_GOAL_:
Say how many lines include "Science", with no words around the number.

_WORKING DATA_:
** BEGIN **

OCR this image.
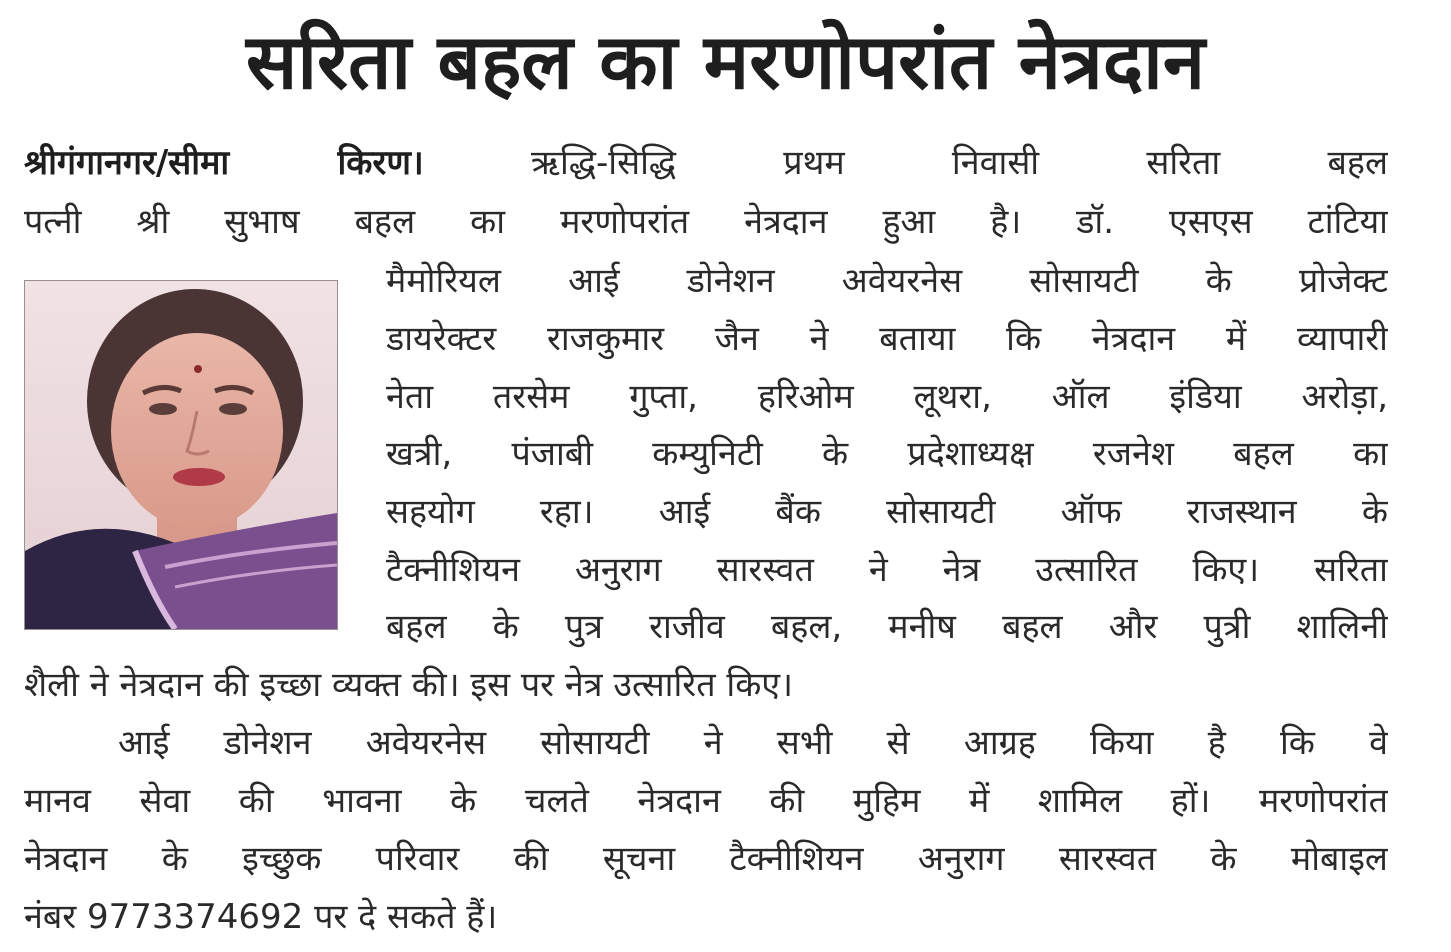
सरिता बहल का मरणोपरांत नेत्रदान
श्रीगंगानगर/सीमा किरण।	ऋद्धि-सिद्धि प्रथम निवासी सरिता बहल
पत्नी श्री सुभाष बहल का मरणोपरांत नेत्रदान हुआ है। डॉ. एसएस टांटिया
मैमोरियल आई डोनेशन अवेयरनेस सोसायटी के प्रोजेक्ट
डायरेक्टर राजकुमार जैन ने बताया कि नेत्रदान में व्यापारी
नेता तरसेम गुप्ता, हरिओम लूथरा, ऑल इंडिया अरोड़ा,
खत्री, पंजाबी कम्युनिटी के प्रदेशाध्यक्ष रजनेश बहल का
सहयोग रहा। आई बैंक सोसायटी ऑफ राजस्थान के
टैक्नीशियन अनुराग सारस्वत ने नेत्र उत्सारित किए। सरिता
बहल के पुत्र राजीव बहल, मनीष बहल और पुत्री शालिनी
शैली ने नेत्रदान की इच्छा व्यक्त की। इस पर नेत्र उत्सारित किए।
आई डोनेशन अवेयरनेस सोसायटी ने सभी से आग्रह किया है कि वे
मानव सेवा की भावना के चलते नेत्रदान की मुहिम में शामिल हों। मरणोपरांत
नेत्रदान के इच्छुक परिवार की सूचना टैक्नीशियन अनुराग सारस्वत के मोबाइल
नंबर 9773374692 पर दे सकते हैं।
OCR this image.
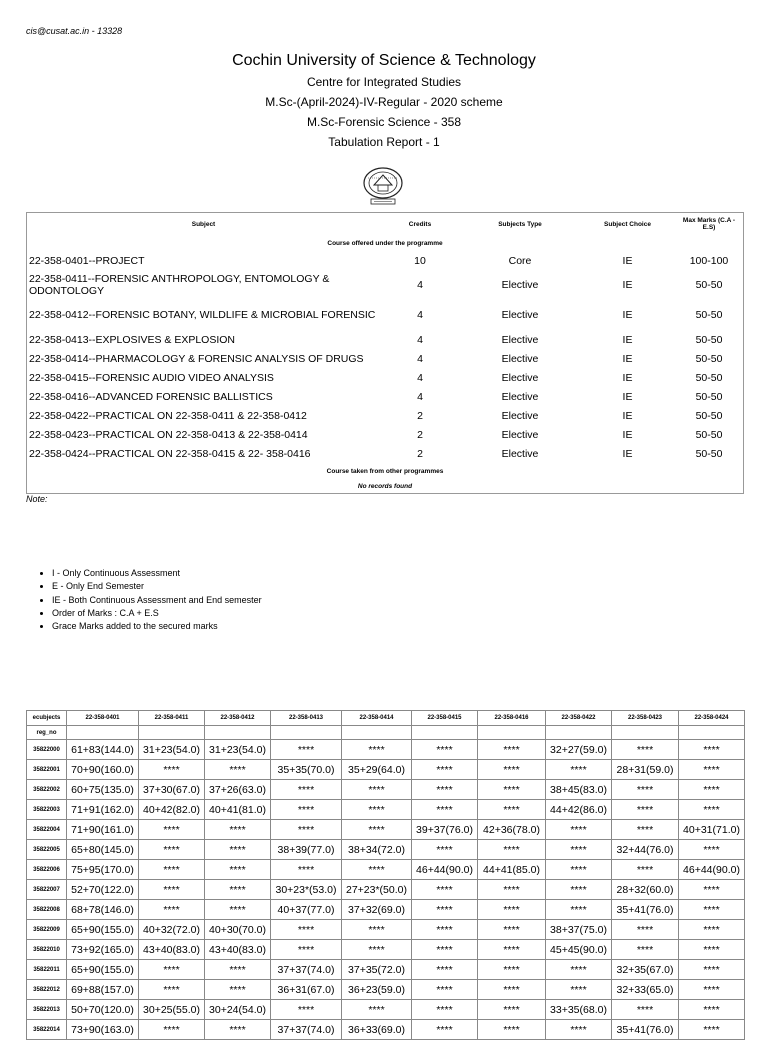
cis@cusat.ac.in - 13328
Cochin University of Science & Technology
Centre for Integrated Studies
M.Sc-(April-2024)-IV-Regular - 2020 scheme
M.Sc-Forensic Science - 358
Tabulation Report - 1
Subject	Credits	Subjects Type	Subject Choice	Max Marks (C.A - E.S)
Course offered under the programme				
22-358-0401--PROJECT	10	Core	IE	100-100
22-358-0411--FORENSIC ANTHROPOLOGY, ENTOMOLOGY & ODONTOLOGY	4	Elective	IE	50-50
22-358-0412--FORENSIC BOTANY, WILDLIFE & MICROBIAL FORENSIC	4	Elective	IE	50-50
22-358-0413--EXPLOSIVES & EXPLOSION	4	Elective	IE	50-50
22-358-0414--PHARMACOLOGY & FORENSIC ANALYSIS OF DRUGS	4	Elective	IE	50-50
22-358-0415--FORENSIC AUDIO VIDEO ANALYSIS	4	Elective	IE	50-50
22-358-0416--ADVANCED FORENSIC BALLISTICS	4	Elective	IE	50-50
22-358-0422--PRACTICAL ON 22-358-0411 & 22-358-0412	2	Elective	IE	50-50
22-358-0423--PRACTICAL ON 22-358-0413 & 22-358-0414	2	Elective	IE	50-50
22-358-0424--PRACTICAL ON 22-358-0415 & 22- 358-0416	2	Elective	IE	50-50
Course taken from other programmes				
No records found				
Note:
• I - Only Continuous Assessment
• E - Only End Semester
• IE - Both Continuous Assessment and End semester
• Order of Marks : C.A + E.S
• Grace Marks added to the secured marks
ecubjects	22-358-0401	22-358-0411	22-358-0412	22-358-0413	22-358-0414	22-358-0415	22-358-0416	22-358-0422	22-358-0423	22-358-0424
reg_no										
35822000	61+83(144.0)	31+23(54.0)	31+23(54.0)	****	****	****	****	32+27(59.0)	****	****
35822001	70+90(160.0)	****	****	35+35(70.0)	35+29(64.0)	****	****	****	28+31(59.0)	****
35822002	60+75(135.0)	37+30(67.0)	37+26(63.0)	****	****	****	****	38+45(83.0)	****	****
35822003	71+91(162.0)	40+42(82.0)	40+41(81.0)	****	****	****	****	44+42(86.0)	****	****
35822004	71+90(161.0)	****	****	****	****	39+37(76.0)	42+36(78.0)	****	****	40+31(71.0)
35822005	65+80(145.0)	****	****	38+39(77.0)	38+34(72.0)	****	****	****	32+44(76.0)	****
35822006	75+95(170.0)	****	****	****	****	46+44(90.0)	44+41(85.0)	****	****	46+44(90.0)
35822007	52+70(122.0)	****	****	30+23*(53.0)	27+23*(50.0)	****	****	****	28+32(60.0)	****
35822008	68+78(146.0)	****	****	40+37(77.0)	37+32(69.0)	****	****	****	35+41(76.0)	****
35822009	65+90(155.0)	40+32(72.0)	40+30(70.0)	****	****	****	****	38+37(75.0)	****	****
35822010	73+92(165.0)	43+40(83.0)	43+40(83.0)	****	****	****	****	45+45(90.0)	****	****
35822011	65+90(155.0)	****	****	37+37(74.0)	37+35(72.0)	****	****	****	32+35(67.0)	****
35822012	69+88(157.0)	****	****	36+31(67.0)	36+23(59.0)	****	****	****	32+33(65.0)	****
35822013	50+70(120.0)	30+25(55.0)	30+24(54.0)	****	****	****	****	33+35(68.0)	****	****
35822014	73+90(163.0)	****	****	37+37(74.0)	36+33(69.0)	****	****	****	35+41(76.0)	****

** END **

_SOLUTION TO THIS EXERCISE_:
2